§ Selected text:
——————————
Contempt in the face of the court

  1. Sentencing a person for contempt of court is a discretionary decision.  The almost infinite contexts in which contempt can arise make it difficult to establish any sentencing ranges.  However, I have had regard to the following sentences imposed for contempt in Western Australia, acknowledging that these cases do not establish any firm sentencing range for contempt of court. 

  2. In Commissioner for Fair Trading v Holz [2006] WASC 202 (S), Templeman J sentenced Mr Holz to a term of 28 days' imprisonment, conditionally suspended for 12 months upon ongoing compliance with the relevant injunction and completion of 60 hours of community service. In that matter, Mr Holz failed to comply with an undertaking to the court not to advertise himself as a 'model consultant', 'talent scout', or as being affiliated with the 'international Freelance Model Organisation'.

  3. Templeman J made the following sentencing remarks:

    There is no doubt that the jurisdiction is one which involves a punishment of the contemnor; and that punishment will very frequently be significant and certainly can involve imprisonment until the contempt is purged.  In imposing a punishment, I have to have regard to the usual principles which apply when Courts impose punishment on people and they include not only an appropriate punishment but rehabilitation to ensure that the person does not again commit that kind of offence.

    There has to be a deterrent, that is, something which will deter you from any further conduct of this kind and something which acts as a general deterrent so that if there is anybody else in the community who is minded to disobey Court orders, then they understand that appropriate penalties will be visited on them.

    In my view, having regard to the circumstances of the contempt, which I referred to in my findings, imprisonment is an appropriate penalty and a period of 28 days' imprisonment is, in my view, appropriate.  I am willing to suspend that period of imprisonment for 12 months because I think and I hope that the threat of imprisonment will weigh heavily with you so that you will understand that you must comply with the orders made by Le Miere J on 15 September last year, and understand that if you do not comply with them then there will be no question about your going to prison for 28 days and any further punishment which might be warranted if you were to breach that order.[14]

    [14] Commissioner for Fair Trading v Holz [2006] WASC 202 (S), 4 ‑ 5.

  4. In The Commissioner for Consumer Protection v Armstrong [No 5] [2015] WASC 37, Beech J imposed a sentence of 3 months' imprisonment suspended for 18 months. In that matter, Ms Armstrong sold a dog infected with parvovirus to a third party without reporting the sale to the relevant authorities, in contravention of the court's order that she was restrained from doing so. Ms Armstrong was found to have been aware of the relevant orders, to have deliberately contravened the order, and that she profited from her contempt in the amount of $450.
——————————
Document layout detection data

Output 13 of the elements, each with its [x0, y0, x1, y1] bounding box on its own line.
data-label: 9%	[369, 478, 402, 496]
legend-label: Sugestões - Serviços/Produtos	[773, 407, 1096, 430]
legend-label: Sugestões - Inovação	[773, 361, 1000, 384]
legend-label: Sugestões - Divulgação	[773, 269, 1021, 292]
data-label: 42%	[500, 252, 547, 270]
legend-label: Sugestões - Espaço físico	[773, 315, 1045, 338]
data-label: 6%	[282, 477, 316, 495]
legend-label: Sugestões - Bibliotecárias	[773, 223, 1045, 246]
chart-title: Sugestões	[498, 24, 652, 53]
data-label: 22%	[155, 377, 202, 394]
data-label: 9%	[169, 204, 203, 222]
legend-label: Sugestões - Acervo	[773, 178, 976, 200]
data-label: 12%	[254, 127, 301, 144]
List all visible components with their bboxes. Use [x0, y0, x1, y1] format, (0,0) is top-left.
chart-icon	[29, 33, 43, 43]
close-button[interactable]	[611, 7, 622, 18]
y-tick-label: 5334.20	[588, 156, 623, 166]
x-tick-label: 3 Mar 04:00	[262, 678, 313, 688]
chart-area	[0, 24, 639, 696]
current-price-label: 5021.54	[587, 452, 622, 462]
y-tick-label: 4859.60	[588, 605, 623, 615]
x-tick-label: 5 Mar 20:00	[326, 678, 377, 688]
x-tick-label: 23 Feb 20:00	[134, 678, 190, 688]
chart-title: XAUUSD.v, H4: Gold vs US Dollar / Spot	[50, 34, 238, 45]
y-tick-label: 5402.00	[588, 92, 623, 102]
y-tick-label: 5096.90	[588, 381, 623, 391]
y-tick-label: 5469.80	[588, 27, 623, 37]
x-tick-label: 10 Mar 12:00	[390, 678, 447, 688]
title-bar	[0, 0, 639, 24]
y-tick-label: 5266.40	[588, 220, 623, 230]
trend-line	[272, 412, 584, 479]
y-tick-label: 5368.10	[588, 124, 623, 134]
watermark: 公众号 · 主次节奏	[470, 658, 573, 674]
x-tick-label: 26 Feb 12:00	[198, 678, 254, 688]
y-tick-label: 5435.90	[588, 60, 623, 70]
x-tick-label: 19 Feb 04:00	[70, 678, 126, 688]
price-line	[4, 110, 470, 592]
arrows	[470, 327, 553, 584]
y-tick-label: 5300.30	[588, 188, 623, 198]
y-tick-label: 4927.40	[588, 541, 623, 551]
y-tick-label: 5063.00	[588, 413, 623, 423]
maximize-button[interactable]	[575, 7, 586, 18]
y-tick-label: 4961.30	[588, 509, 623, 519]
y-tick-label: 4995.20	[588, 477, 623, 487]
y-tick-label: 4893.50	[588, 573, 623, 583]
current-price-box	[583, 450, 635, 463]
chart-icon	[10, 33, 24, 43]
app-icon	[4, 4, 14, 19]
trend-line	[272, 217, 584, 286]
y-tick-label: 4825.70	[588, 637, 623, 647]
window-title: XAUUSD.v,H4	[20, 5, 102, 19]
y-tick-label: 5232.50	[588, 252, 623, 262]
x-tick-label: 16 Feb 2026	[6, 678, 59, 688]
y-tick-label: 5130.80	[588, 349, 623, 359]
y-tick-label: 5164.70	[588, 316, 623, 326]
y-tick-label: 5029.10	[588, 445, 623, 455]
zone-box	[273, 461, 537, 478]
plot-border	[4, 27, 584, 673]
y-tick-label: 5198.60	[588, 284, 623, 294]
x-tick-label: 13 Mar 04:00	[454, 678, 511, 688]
——————————
Reproduce the contempt passage word for word, from "2. In Commissioner" up to and including "Freelance Model Organisation'.". The items stand apart from the contempt passage as separate material.

2. In Commissioner for Fair Trading v Holz [2006] WASC 202 (S), Templeman J sentenced Mr Holz to a term of 28 days' imprisonment, conditionally suspended for 12 months upon ongoing compliance with the relevant injunction and completion of 60 hours of community service. In that matter, Mr Holz failed to comply with an undertaking to the court not to advertise himself as a 'model consultant', 'talent scout', or as being affiliated with the 'international Freelance Model Organisation'.